---------- Stored data ----------

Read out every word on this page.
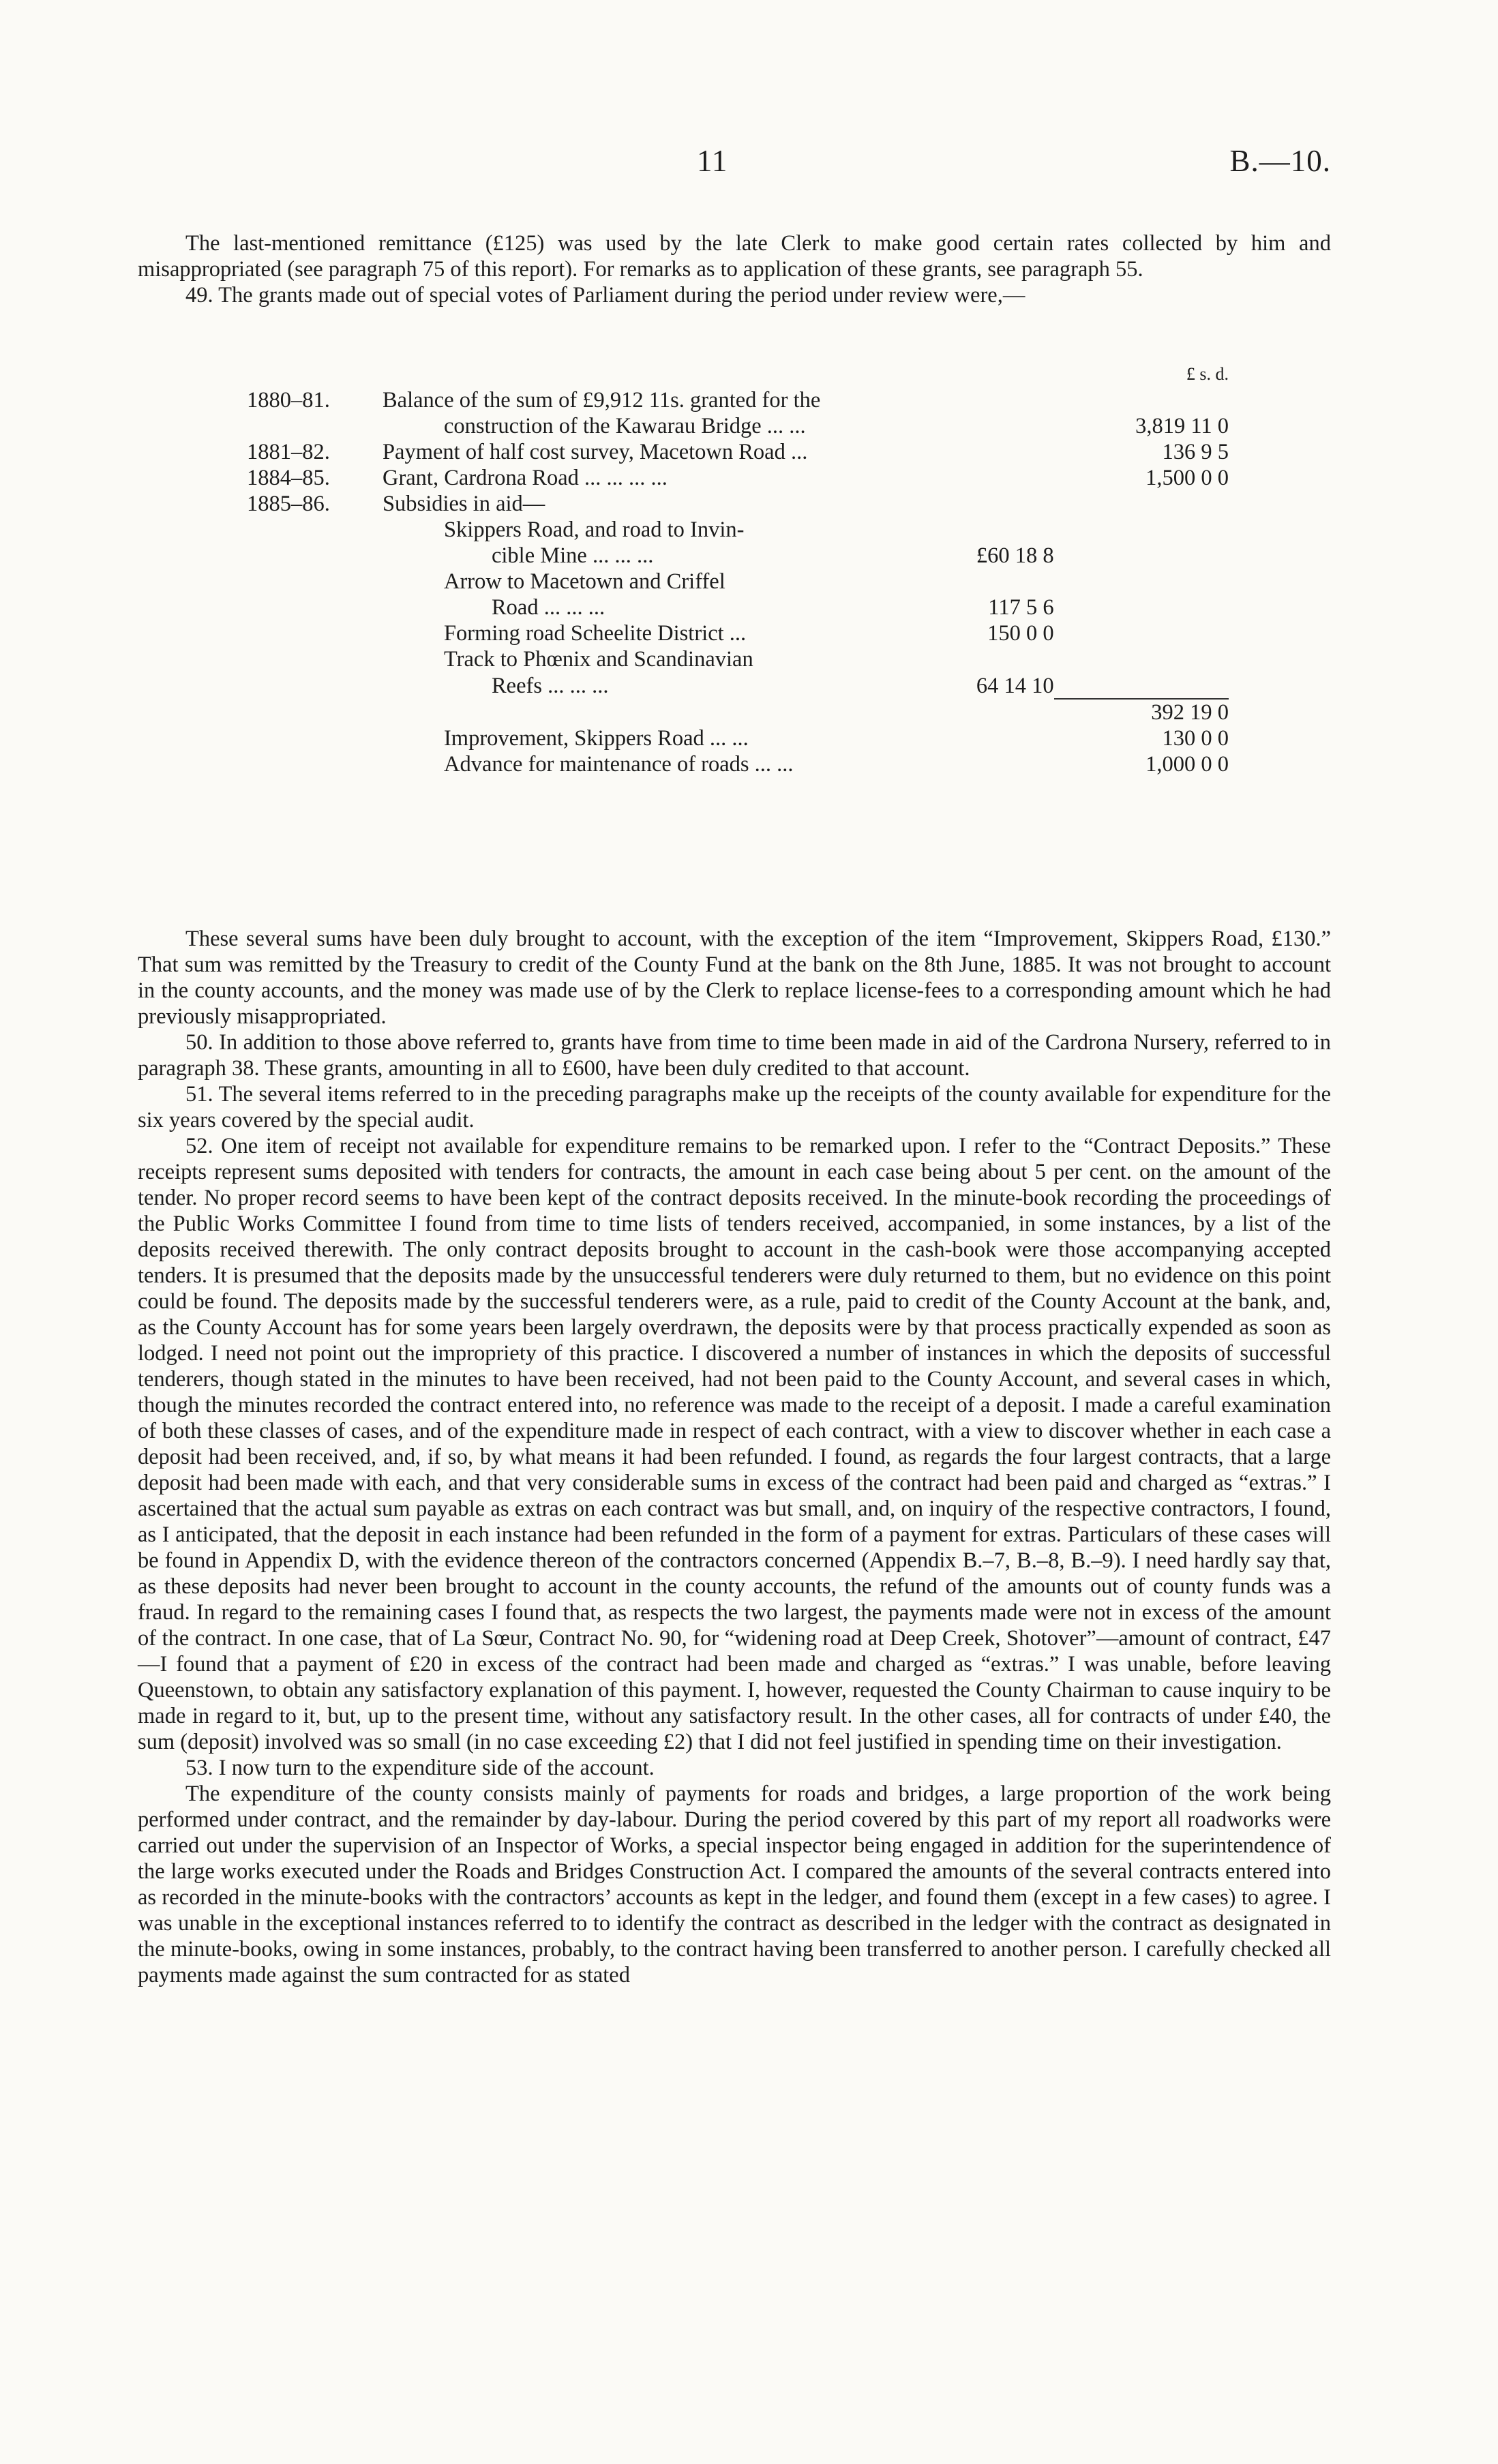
11	B.—10.

The last-mentioned remittance (£125) was used by the late Clerk to make good certain rates collected by him and misappropriated (see paragraph 75 of this report). For remarks as to application of these grants, see paragraph 55.

49. The grants made out of special votes of Parliament during the period under review were,—

			£ s. d.
1880–81.	Balance of the sum of £9,912 11s. granted for the		
	construction of the Kawarau Bridge ... ...		3,819 11 0
1881–82.	Payment of half cost survey, Macetown Road ...		136 9 5
1884–85.	Grant, Cardrona Road ... ... ... ...		1,500 0 0
1885–86.	Subsidies in aid—		
	Skippers Road, and road to Invin-		
	cible Mine ... ... ...	£60 18 8	
	Arrow to Macetown and Criffel		
	Road ... ... ...	117 5 6	
	Forming road Scheelite District ...	150 0 0	
	Track to Phœnix and Scandinavian		
	Reefs ... ... ...	64 14 10	
			392 19 0
	Improvement, Skippers Road ... ...		130 0 0
	Advance for maintenance of roads ... ...		1,000 0 0

These several sums have been duly brought to account, with the exception of the item “Improvement, Skippers Road, £130.” That sum was remitted by the Treasury to credit of the County Fund at the bank on the 8th June, 1885. It was not brought to account in the county accounts, and the money was made use of by the Clerk to replace license-fees to a corresponding amount which he had previously misappropriated.

50. In addition to those above referred to, grants have from time to time been made in aid of the Cardrona Nursery, referred to in paragraph 38. These grants, amounting in all to £600, have been duly credited to that account.

51. The several items referred to in the preceding paragraphs make up the receipts of the county available for expenditure for the six years covered by the special audit.

52. One item of receipt not available for expenditure remains to be remarked upon. I refer to the “Contract Deposits.” These receipts represent sums deposited with tenders for contracts, the amount in each case being about 5 per cent. on the amount of the tender. No proper record seems to have been kept of the contract deposits received. In the minute-book recording the proceedings of the Public Works Committee I found from time to time lists of tenders received, accompanied, in some instances, by a list of the deposits received therewith. The only contract deposits brought to account in the cash-book were those accompanying accepted tenders. It is presumed that the deposits made by the unsuccessful tenderers were duly returned to them, but no evidence on this point could be found. The deposits made by the successful tenderers were, as a rule, paid to credit of the County Account at the bank, and, as the County Account has for some years been largely overdrawn, the deposits were by that process practically expended as soon as lodged. I need not point out the impropriety of this practice. I discovered a number of instances in which the deposits of successful tenderers, though stated in the minutes to have been received, had not been paid to the County Account, and several cases in which, though the minutes recorded the contract entered into, no reference was made to the receipt of a deposit. I made a careful examination of both these classes of cases, and of the expenditure made in respect of each contract, with a view to discover whether in each case a deposit had been received, and, if so, by what means it had been refunded. I found, as regards the four largest contracts, that a large deposit had been made with each, and that very considerable sums in excess of the contract had been paid and charged as “extras.” I ascertained that the actual sum payable as extras on each contract was but small, and, on inquiry of the respective contractors, I found, as I anticipated, that the deposit in each instance had been refunded in the form of a payment for extras. Particulars of these cases will be found in Appendix D, with the evidence thereon of the contractors concerned (Appendix B.–7, B.–8, B.–9). I need hardly say that, as these deposits had never been brought to account in the county accounts, the refund of the amounts out of county funds was a fraud. In regard to the remaining cases I found that, as respects the two largest, the payments made were not in excess of the amount of the contract. In one case, that of La Sœur, Contract No. 90, for “widening road at Deep Creek, Shotover”—amount of contract, £47—I found that a payment of £20 in excess of the contract had been made and charged as “extras.” I was unable, before leaving Queenstown, to obtain any satisfactory explanation of this payment. I, however, requested the County Chairman to cause inquiry to be made in regard to it, but, up to the present time, without any satisfactory result. In the other cases, all for contracts of under £40, the sum (deposit) involved was so small (in no case exceeding £2) that I did not feel justified in spending time on their investigation.

53. I now turn to the expenditure side of the account.

The expenditure of the county consists mainly of payments for roads and bridges, a large proportion of the work being performed under contract, and the remainder by day-labour. During the period covered by this part of my report all roadworks were carried out under the supervision of an Inspector of Works, a special inspector being engaged in addition for the superintendence of the large works executed under the Roads and Bridges Construction Act. I compared the amounts of the several contracts entered into as recorded in the minute-books with the contractors’ accounts as kept in the ledger, and found them (except in a few cases) to agree. I was unable in the exceptional instances referred to to identify the contract as described in the ledger with the contract as designated in the minute-books, owing in some instances, probably, to the contract having been transferred to another person. I carefully checked all payments made against the sum contracted for as stated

----------

From the data above, copy each line where the string "misappropriated" appears.

Response for this exercise:
The last-mentioned remittance (£125) was used by the late Clerk to make good certain rates collected by him and misappropriated (see paragraph 75 of this report). For remarks as to application of these grants, see paragraph 55.
These several sums have been duly brought to account, with the exception of the item “Improvement, Skippers Road, £130.” That sum was remitted by the Treasury to credit of the County Fund at the bank on the 8th June, 1885. It was not brought to account in the county accounts, and the money was made use of by the Clerk to replace license-fees to a corresponding amount which he had previously misappropriated.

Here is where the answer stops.